● **Task to complete**
Reproduce word for word the lines from the first one in the records through the line containing "legend-row: Производство прочей", including both of those lines.

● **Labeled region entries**
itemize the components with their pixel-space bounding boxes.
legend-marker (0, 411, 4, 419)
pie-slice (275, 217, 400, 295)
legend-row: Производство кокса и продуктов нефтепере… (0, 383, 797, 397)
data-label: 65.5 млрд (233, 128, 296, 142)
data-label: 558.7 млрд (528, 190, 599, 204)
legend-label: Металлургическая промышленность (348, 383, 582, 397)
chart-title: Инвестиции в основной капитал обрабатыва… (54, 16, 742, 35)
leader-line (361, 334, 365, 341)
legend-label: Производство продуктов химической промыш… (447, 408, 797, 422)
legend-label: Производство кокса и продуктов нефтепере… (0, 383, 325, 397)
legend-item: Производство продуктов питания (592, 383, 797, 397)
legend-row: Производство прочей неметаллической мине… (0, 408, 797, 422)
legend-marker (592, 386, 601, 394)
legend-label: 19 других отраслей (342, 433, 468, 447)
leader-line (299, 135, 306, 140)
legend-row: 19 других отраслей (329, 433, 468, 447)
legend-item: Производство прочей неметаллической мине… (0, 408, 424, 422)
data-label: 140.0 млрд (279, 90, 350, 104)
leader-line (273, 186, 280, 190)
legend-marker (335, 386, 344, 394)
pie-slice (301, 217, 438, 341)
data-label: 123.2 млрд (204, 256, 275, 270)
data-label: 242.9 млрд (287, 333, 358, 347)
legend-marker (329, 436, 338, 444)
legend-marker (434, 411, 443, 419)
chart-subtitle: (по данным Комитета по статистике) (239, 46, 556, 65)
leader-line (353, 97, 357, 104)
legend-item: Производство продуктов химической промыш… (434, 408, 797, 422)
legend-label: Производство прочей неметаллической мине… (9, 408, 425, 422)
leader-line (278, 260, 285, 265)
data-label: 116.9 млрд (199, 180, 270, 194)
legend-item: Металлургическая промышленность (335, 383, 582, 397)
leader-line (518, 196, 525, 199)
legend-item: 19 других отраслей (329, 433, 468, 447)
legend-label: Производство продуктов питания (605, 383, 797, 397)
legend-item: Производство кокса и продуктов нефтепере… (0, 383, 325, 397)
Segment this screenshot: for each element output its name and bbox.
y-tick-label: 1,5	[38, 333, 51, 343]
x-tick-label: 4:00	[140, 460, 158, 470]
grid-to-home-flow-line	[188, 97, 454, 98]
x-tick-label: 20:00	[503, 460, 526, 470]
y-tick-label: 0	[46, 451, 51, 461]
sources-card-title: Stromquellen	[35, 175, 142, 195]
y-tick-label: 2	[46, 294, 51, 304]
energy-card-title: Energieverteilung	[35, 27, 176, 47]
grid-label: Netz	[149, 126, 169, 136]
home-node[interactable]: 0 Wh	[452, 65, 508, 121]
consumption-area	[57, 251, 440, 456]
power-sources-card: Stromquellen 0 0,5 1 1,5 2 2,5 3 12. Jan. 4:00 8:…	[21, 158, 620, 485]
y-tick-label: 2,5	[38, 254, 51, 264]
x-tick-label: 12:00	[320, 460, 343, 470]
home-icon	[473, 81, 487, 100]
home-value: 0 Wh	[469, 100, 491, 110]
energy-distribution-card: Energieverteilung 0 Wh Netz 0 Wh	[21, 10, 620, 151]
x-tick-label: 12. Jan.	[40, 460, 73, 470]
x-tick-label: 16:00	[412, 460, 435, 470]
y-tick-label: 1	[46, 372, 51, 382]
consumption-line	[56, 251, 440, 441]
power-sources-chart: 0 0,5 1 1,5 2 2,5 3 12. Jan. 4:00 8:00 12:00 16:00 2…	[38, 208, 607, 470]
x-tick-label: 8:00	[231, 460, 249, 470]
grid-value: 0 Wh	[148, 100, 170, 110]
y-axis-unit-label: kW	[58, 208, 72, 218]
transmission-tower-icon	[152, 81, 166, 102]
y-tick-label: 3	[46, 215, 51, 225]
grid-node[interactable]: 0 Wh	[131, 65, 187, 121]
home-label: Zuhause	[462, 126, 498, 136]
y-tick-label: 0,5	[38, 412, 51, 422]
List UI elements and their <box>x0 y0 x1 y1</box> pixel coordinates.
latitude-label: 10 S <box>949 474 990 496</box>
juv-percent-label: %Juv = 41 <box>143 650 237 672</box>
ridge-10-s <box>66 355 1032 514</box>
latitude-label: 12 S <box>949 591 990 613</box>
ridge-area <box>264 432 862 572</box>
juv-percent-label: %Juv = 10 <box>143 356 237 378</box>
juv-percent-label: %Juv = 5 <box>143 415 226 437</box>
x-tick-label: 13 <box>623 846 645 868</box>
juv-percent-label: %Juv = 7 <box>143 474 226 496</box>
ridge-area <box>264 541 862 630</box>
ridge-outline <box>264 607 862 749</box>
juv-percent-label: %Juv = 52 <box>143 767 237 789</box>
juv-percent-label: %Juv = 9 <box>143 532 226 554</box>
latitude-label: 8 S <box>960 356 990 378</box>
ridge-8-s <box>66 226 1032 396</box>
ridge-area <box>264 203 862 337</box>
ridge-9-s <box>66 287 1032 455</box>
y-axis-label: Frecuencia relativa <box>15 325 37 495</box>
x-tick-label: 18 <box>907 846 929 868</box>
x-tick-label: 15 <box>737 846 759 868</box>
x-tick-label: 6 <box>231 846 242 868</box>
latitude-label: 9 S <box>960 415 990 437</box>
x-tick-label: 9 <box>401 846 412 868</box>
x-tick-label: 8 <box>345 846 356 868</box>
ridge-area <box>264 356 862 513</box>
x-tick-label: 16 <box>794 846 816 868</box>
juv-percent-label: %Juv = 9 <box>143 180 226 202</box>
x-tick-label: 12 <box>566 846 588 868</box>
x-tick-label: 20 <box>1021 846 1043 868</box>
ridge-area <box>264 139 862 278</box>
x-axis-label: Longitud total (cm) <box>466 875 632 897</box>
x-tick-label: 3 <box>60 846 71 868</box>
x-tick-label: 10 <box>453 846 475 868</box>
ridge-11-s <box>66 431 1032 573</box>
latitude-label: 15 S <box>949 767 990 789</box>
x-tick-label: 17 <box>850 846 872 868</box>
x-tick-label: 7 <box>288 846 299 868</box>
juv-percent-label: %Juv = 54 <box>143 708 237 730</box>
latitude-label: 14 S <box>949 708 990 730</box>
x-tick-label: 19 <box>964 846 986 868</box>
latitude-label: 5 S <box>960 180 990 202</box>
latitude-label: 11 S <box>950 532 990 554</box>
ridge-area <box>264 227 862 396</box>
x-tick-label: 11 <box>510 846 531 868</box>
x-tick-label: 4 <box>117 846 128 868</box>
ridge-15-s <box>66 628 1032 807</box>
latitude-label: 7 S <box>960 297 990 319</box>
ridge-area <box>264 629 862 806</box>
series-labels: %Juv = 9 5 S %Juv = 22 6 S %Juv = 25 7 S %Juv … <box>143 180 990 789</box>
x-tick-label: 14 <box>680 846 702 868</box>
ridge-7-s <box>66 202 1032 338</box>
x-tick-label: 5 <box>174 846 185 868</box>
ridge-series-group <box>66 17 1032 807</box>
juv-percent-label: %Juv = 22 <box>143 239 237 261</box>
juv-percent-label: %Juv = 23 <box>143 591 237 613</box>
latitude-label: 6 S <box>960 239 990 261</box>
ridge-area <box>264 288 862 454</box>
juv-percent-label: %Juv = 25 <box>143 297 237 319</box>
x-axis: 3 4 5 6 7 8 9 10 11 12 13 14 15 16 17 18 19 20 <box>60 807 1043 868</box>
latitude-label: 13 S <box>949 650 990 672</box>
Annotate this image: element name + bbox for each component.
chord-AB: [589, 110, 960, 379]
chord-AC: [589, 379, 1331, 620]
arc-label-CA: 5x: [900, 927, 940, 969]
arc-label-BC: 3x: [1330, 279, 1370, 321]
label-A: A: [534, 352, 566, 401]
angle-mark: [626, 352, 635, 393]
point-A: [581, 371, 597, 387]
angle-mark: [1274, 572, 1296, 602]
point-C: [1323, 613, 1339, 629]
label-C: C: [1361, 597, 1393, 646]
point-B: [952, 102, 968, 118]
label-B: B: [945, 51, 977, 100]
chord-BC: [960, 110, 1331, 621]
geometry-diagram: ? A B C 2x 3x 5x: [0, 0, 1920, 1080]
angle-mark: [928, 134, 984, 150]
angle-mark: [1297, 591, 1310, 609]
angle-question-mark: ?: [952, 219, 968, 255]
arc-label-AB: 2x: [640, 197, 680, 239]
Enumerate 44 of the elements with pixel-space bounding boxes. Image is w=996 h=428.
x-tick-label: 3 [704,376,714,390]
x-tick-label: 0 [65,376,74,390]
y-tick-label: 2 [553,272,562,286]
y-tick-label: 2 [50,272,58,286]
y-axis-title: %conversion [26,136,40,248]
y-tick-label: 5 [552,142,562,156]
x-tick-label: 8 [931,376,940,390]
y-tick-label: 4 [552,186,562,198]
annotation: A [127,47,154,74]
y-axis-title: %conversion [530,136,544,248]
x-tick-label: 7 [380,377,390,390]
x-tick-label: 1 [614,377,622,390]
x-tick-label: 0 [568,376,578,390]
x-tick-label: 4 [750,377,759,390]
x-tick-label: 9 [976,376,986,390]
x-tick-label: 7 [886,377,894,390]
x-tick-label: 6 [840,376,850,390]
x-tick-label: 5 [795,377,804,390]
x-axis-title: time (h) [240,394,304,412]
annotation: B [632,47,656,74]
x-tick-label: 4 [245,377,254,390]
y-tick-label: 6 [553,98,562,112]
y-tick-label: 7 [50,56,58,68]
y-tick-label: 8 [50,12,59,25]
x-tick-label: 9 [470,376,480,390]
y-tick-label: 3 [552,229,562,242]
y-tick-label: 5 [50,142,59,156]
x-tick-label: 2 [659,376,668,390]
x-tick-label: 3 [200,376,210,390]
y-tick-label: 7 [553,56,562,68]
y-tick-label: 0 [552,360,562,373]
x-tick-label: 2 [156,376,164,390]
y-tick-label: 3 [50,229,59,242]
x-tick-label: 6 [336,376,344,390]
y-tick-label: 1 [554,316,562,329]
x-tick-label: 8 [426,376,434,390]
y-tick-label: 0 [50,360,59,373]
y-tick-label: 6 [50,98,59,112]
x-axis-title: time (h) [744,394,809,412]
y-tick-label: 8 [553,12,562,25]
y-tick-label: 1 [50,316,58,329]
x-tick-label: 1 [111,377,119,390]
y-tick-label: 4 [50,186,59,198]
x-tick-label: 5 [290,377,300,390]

● **Output of the exercise**
itemize the components with their pixel-space bounding boxes.
legend-marker (0, 411, 4, 419)
pie-slice (275, 217, 400, 295)
legend-row: Производство кокса и продуктов нефтепере… (0, 383, 797, 397)
data-label: 65.5 млрд (233, 128, 296, 142)
data-label: 558.7 млрд (528, 190, 599, 204)
legend-label: Металлургическая промышленность (348, 383, 582, 397)
chart-title: Инвестиции в основной капитал обрабатыва… (54, 16, 742, 35)
leader-line (361, 334, 365, 341)
legend-label: Производство продуктов химической промыш… (447, 408, 797, 422)
legend-label: Производство кокса и продуктов нефтепере… (0, 383, 325, 397)
legend-item: Производство продуктов питания (592, 383, 797, 397)
legend-row: Производство прочей неметаллической мине… (0, 408, 797, 422)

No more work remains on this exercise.